• _Exercise_
All of the listing below must be repeated word for word. Pictures are the only thing to omit.
## START Dataset content
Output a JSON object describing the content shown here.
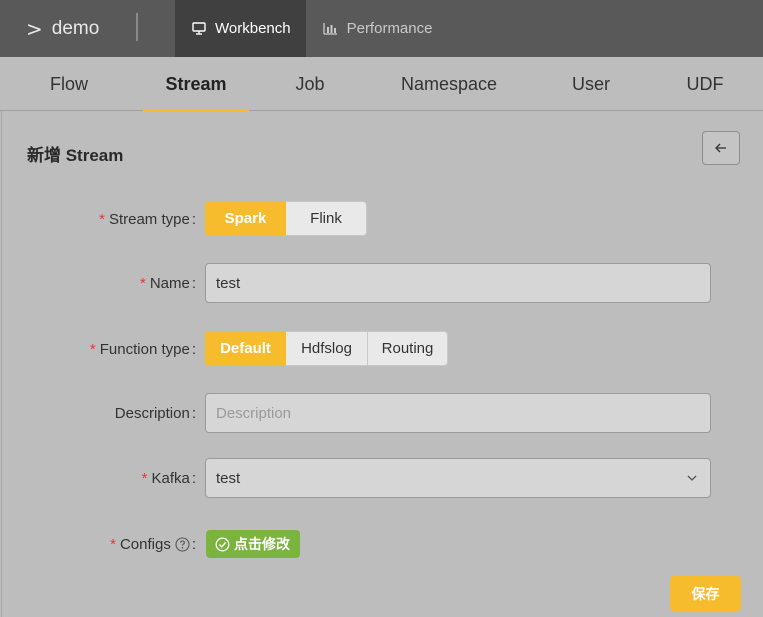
{
  "header": {
    "brand": "demo",
    "nav": [
      {
        "label": "Workbench",
        "icon": "desktop-icon",
        "active": true
      },
      {
        "label": "Performance",
        "icon": "bar-chart-icon",
        "active": false
      }
    ]
  },
  "tabs": [
    {
      "label": "Flow"
    },
    {
      "label": "Stream",
      "active": true
    },
    {
      "label": "Job"
    },
    {
      "label": "Namespace"
    },
    {
      "label": "User"
    },
    {
      "label": "UDF"
    }
  ],
  "page": {
    "title": "新增 Stream",
    "back_icon": "arrow-left-icon"
  },
  "form": {
    "stream_type": {
      "label": "Stream type",
      "required": "*",
      "options": [
        "Spark",
        "Flink"
      ],
      "selected": "Spark"
    },
    "name": {
      "label": "Name",
      "required": "*",
      "value": "test"
    },
    "function_type": {
      "label": "Function type",
      "required": "*",
      "options": [
        "Default",
        "Hdfslog",
        "Routing"
      ],
      "selected": "Default"
    },
    "description": {
      "label": "Description",
      "value": "",
      "placeholder": "Description"
    },
    "kafka": {
      "label": "Kafka",
      "required": "*",
      "value": "test"
    },
    "configs": {
      "label": "Configs",
      "required": "*",
      "button_label": "点击修改"
    },
    "colon": ":"
  },
  "actions": {
    "save_label": "保存"
  },
  "colors": {
    "accent": "#f7bc2d",
    "success": "#7bb33f",
    "required": "#e23b3b"
  }
}
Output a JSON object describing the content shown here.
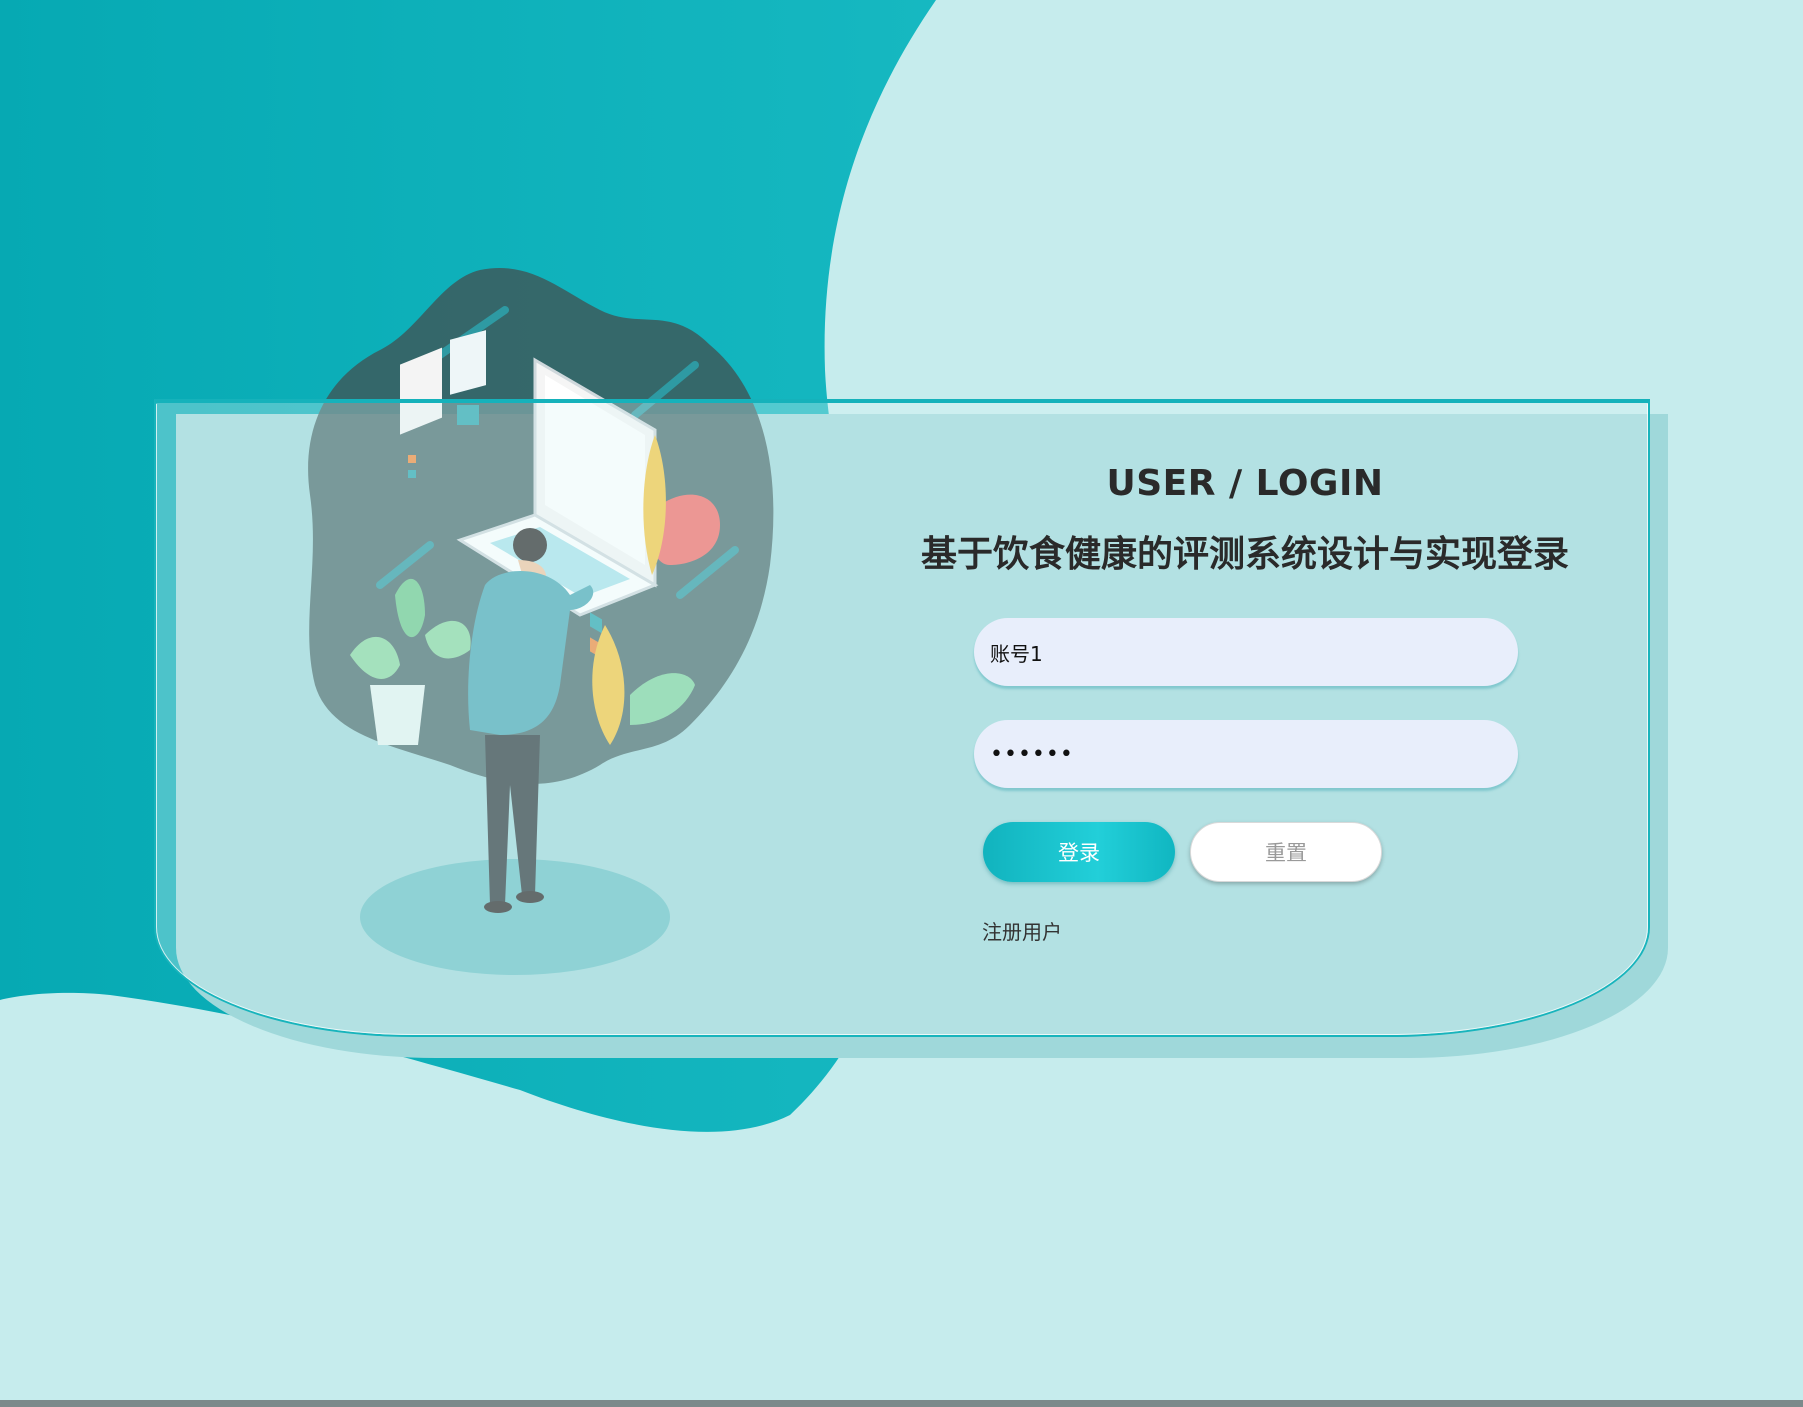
{
  "page": {
    "title_en": "USER / LOGIN",
    "title_cn": "基于饮食健康的评测系统设计与实现登录"
  },
  "form": {
    "username_value": "账号1",
    "password_value": "123456",
    "login_label": "登录",
    "reset_label": "重置",
    "register_label": "注册用户"
  },
  "colors": {
    "teal_primary": "#11b0bb",
    "background_light": "#c3eaed",
    "input_bg": "#e8eefb",
    "text_dark": "#2a2a2a"
  },
  "icons": {
    "illustration": "person-at-laptop-illustration"
  }
}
## END Dataset content
• _Task response_
Output a JSON object describing the content shown here.
{
  "header": {
    "brand": "demo",
    "nav": [
      {
        "label": "Workbench",
        "icon": "desktop-icon",
        "active": true
      },
      {
        "label": "Performance",
        "icon": "bar-chart-icon",
        "active": false
      }
    ]
  },
  "tabs": [
    {
      "label": "Flow"
    },
    {
      "label": "Stream",
      "active": true
    },
    {
      "label": "Job"
    },
    {
      "label": "Namespace"
    },
    {
      "label": "User"
    },
    {
      "label": "UDF"
    }
  ],
  "page": {
    "title": "新增 Stream",
    "back_icon": "arrow-left-icon"
  },
  "form": {
    "stream_type": {
      "label": "Stream type",
      "required": "*",
      "options": [
        "Spark",
        "Flink"
      ],
      "selected": "Spark"
    },
    "name": {
      "label": "Name",
      "required": "*",
      "value": "test"
    },
    "function_type": {
      "label": "Function type",
      "required": "*",
      "options": [
        "Default",
        "Hdfslog",
        "Routing"
      ],
      "selected": "Default"
    },
    "description": {
      "label": "Description",
      "value": "",
      "placeholder": "Description"
    },
    "kafka": {
      "label": "Kafka",
      "required": "*",
      "value": "test"
    },
    "configs": {
      "label": "Configs",
      "required": "*",
      "button_label": "点击修改"
    },
    "colon": ":"
  },
  "actions": {
    "save_label": "保存"
  },
  "colors": {
    "accent": "#f7bc2d",
    "success": "#7bb33f",
    "required": "#e23b3b"
  }
}
Output a JSON object describing the content shown here.
{
  "page": {
    "title_en": "USER / LOGIN",
    "title_cn": "基于饮食健康的评测系统设计与实现登录"
  },
  "form": {
    "username_value": "账号1",
    "password_value": "123456",
    "login_label": "登录",
    "reset_label": "重置",
    "register_label": "注册用户"
  },
  "colors": {
    "teal_primary": "#11b0bb",
    "background_light": "#c3eaed",
    "input_bg": "#e8eefb",
    "text_dark": "#2a2a2a"
  },
  "icons": {
    "illustration": "person-at-laptop-illustration"
  }
}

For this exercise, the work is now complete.